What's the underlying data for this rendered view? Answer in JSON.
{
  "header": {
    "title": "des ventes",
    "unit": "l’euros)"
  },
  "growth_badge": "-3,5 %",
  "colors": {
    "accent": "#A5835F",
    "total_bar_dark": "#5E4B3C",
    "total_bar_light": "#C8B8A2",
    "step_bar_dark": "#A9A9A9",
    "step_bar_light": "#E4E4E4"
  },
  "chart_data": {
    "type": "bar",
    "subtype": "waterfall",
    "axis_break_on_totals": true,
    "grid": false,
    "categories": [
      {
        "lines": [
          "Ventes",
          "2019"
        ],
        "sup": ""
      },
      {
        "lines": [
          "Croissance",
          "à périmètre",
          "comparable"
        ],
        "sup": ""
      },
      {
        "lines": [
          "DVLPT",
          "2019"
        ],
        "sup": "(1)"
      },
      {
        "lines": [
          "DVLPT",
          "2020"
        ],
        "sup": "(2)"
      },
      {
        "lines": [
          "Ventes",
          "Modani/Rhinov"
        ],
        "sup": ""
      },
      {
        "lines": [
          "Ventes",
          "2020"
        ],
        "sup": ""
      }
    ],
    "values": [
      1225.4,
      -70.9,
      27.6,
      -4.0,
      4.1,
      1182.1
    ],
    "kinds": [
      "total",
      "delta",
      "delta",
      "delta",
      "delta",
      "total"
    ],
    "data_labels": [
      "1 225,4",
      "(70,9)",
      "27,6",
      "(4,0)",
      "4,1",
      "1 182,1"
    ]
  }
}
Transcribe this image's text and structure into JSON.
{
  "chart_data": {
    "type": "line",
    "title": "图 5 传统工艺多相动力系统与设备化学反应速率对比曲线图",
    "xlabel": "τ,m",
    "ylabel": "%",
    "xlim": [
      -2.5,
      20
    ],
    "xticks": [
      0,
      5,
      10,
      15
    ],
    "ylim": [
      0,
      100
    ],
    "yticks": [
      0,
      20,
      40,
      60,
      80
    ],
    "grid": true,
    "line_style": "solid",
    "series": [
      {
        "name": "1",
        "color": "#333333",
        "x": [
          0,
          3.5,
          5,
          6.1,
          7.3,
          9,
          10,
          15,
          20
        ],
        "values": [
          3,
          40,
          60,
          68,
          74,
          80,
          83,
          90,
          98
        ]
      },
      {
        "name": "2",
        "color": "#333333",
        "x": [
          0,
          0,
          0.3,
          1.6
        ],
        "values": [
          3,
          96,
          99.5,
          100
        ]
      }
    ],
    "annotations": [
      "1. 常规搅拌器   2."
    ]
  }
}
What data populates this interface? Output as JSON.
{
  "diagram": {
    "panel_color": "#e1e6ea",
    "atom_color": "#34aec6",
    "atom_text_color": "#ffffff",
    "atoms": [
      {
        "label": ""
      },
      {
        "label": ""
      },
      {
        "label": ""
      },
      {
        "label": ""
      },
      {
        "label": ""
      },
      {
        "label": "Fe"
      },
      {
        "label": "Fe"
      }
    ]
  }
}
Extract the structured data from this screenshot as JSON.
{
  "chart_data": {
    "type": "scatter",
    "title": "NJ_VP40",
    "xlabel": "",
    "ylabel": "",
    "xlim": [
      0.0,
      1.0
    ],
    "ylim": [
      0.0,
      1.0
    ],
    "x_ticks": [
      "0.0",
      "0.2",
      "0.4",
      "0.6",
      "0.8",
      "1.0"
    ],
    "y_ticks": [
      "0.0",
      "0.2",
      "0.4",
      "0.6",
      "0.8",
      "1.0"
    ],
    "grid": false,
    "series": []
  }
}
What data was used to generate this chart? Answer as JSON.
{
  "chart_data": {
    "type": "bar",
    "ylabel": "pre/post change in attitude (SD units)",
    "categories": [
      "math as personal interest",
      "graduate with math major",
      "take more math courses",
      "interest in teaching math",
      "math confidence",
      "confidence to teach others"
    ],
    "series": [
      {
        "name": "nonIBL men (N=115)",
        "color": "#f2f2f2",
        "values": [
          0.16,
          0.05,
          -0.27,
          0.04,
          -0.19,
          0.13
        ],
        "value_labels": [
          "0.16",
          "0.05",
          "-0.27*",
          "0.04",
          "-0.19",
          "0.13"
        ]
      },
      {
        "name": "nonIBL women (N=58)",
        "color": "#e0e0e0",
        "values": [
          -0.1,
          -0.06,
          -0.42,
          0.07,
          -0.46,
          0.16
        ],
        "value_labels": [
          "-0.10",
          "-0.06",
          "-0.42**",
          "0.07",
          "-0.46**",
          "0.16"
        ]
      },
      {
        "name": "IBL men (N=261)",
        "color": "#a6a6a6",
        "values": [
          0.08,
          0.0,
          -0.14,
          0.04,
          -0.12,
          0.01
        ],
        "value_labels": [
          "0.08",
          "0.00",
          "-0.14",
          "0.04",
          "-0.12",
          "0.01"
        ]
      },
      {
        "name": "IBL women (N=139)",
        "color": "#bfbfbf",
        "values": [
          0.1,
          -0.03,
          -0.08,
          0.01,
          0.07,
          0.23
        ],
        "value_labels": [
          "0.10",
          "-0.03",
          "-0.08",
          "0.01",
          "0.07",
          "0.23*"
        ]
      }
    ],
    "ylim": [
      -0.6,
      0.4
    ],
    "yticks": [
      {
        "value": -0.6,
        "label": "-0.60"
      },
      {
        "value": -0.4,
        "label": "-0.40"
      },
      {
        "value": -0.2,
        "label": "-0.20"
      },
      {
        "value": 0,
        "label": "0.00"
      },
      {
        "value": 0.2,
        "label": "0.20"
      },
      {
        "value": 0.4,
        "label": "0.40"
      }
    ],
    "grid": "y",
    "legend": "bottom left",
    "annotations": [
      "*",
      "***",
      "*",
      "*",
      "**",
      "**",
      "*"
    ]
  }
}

• Aim
Would you reproduce the material above in full, exactly as given?

• Task response
What's the underlying data for this rendered view? Answer in JSON.
{
  "header": {
    "title": "des ventes",
    "unit": "l’euros)"
  },
  "growth_badge": "-3,5 %",
  "colors": {
    "accent": "#A5835F",
    "total_bar_dark": "#5E4B3C",
    "total_bar_light": "#C8B8A2",
    "step_bar_dark": "#A9A9A9",
    "step_bar_light": "#E4E4E4"
  },
  "chart_data": {
    "type": "bar",
    "subtype": "waterfall",
    "axis_break_on_totals": true,
    "grid": false,
    "categories": [
      {
        "lines": [
          "Ventes",
          "2019"
        ],
        "sup": ""
      },
      {
        "lines": [
          "Croissance",
          "à périmètre",
          "comparable"
        ],
        "sup": ""
      },
      {
        "lines": [
          "DVLPT",
          "2019"
        ],
        "sup": "(1)"
      },
      {
        "lines": [
          "DVLPT",
          "2020"
        ],
        "sup": "(2)"
      },
      {
        "lines": [
          "Ventes",
          "Modani/Rhinov"
        ],
        "sup": ""
      },
      {
        "lines": [
          "Ventes",
          "2020"
        ],
        "sup": ""
      }
    ],
    "values": [
      1225.4,
      -70.9,
      27.6,
      -4.0,
      4.1,
      1182.1
    ],
    "kinds": [
      "total",
      "delta",
      "delta",
      "delta",
      "delta",
      "total"
    ],
    "data_labels": [
      "1 225,4",
      "(70,9)",
      "27,6",
      "(4,0)",
      "4,1",
      "1 182,1"
    ]
  }
}
Transcribe this image's text and structure into JSON.
{
  "chart_data": {
    "type": "line",
    "title": "图 5 传统工艺多相动力系统与设备化学反应速率对比曲线图",
    "xlabel": "τ,m",
    "ylabel": "%",
    "xlim": [
      -2.5,
      20
    ],
    "xticks": [
      0,
      5,
      10,
      15
    ],
    "ylim": [
      0,
      100
    ],
    "yticks": [
      0,
      20,
      40,
      60,
      80
    ],
    "grid": true,
    "line_style": "solid",
    "series": [
      {
        "name": "1",
        "color": "#333333",
        "x": [
          0,
          3.5,
          5,
          6.1,
          7.3,
          9,
          10,
          15,
          20
        ],
        "values": [
          3,
          40,
          60,
          68,
          74,
          80,
          83,
          90,
          98
        ]
      },
      {
        "name": "2",
        "color": "#333333",
        "x": [
          0,
          0,
          0.3,
          1.6
        ],
        "values": [
          3,
          96,
          99.5,
          100
        ]
      }
    ],
    "annotations": [
      "1. 常规搅拌器   2."
    ]
  }
}
What data populates this interface? Output as JSON.
{
  "diagram": {
    "panel_color": "#e1e6ea",
    "atom_color": "#34aec6",
    "atom_text_color": "#ffffff",
    "atoms": [
      {
        "label": ""
      },
      {
        "label": ""
      },
      {
        "label": ""
      },
      {
        "label": ""
      },
      {
        "label": ""
      },
      {
        "label": "Fe"
      },
      {
        "label": "Fe"
      }
    ]
  }
}
Extract the structured data from this screenshot as JSON.
{
  "chart_data": {
    "type": "scatter",
    "title": "NJ_VP40",
    "xlabel": "",
    "ylabel": "",
    "xlim": [
      0.0,
      1.0
    ],
    "ylim": [
      0.0,
      1.0
    ],
    "x_ticks": [
      "0.0",
      "0.2",
      "0.4",
      "0.6",
      "0.8",
      "1.0"
    ],
    "y_ticks": [
      "0.0",
      "0.2",
      "0.4",
      "0.6",
      "0.8",
      "1.0"
    ],
    "grid": false,
    "series": []
  }
}
What data was used to generate this chart? Answer as JSON.
{
  "chart_data": {
    "type": "bar",
    "ylabel": "pre/post change in attitude (SD units)",
    "categories": [
      "math as personal interest",
      "graduate with math major",
      "take more math courses",
      "interest in teaching math",
      "math confidence",
      "confidence to teach others"
    ],
    "series": [
      {
        "name": "nonIBL men (N=115)",
        "color": "#f2f2f2",
        "values": [
          0.16,
          0.05,
          -0.27,
          0.04,
          -0.19,
          0.13
        ],
        "value_labels": [
          "0.16",
          "0.05",
          "-0.27*",
          "0.04",
          "-0.19",
          "0.13"
        ]
      },
      {
        "name": "nonIBL women (N=58)",
        "color": "#e0e0e0",
        "values": [
          -0.1,
          -0.06,
          -0.42,
          0.07,
          -0.46,
          0.16
        ],
        "value_labels": [
          "-0.10",
          "-0.06",
          "-0.42**",
          "0.07",
          "-0.46**",
          "0.16"
        ]
      },
      {
        "name": "IBL men (N=261)",
        "color": "#a6a6a6",
        "values": [
          0.08,
          0.0,
          -0.14,
          0.04,
          -0.12,
          0.01
        ],
        "value_labels": [
          "0.08",
          "0.00",
          "-0.14",
          "0.04",
          "-0.12",
          "0.01"
        ]
      },
      {
        "name": "IBL women (N=139)",
        "color": "#bfbfbf",
        "values": [
          0.1,
          -0.03,
          -0.08,
          0.01,
          0.07,
          0.23
        ],
        "value_labels": [
          "0.10",
          "-0.03",
          "-0.08",
          "0.01",
          "0.07",
          "0.23*"
        ]
      }
    ],
    "ylim": [
      -0.6,
      0.4
    ],
    "yticks": [
      {
        "value": -0.6,
        "label": "-0.60"
      },
      {
        "value": -0.4,
        "label": "-0.40"
      },
      {
        "value": -0.2,
        "label": "-0.20"
      },
      {
        "value": 0,
        "label": "0.00"
      },
      {
        "value": 0.2,
        "label": "0.20"
      },
      {
        "value": 0.4,
        "label": "0.40"
      }
    ],
    "grid": "y",
    "legend": "bottom left",
    "annotations": [
      "*",
      "***",
      "*",
      "*",
      "**",
      "**",
      "*"
    ]
  }
}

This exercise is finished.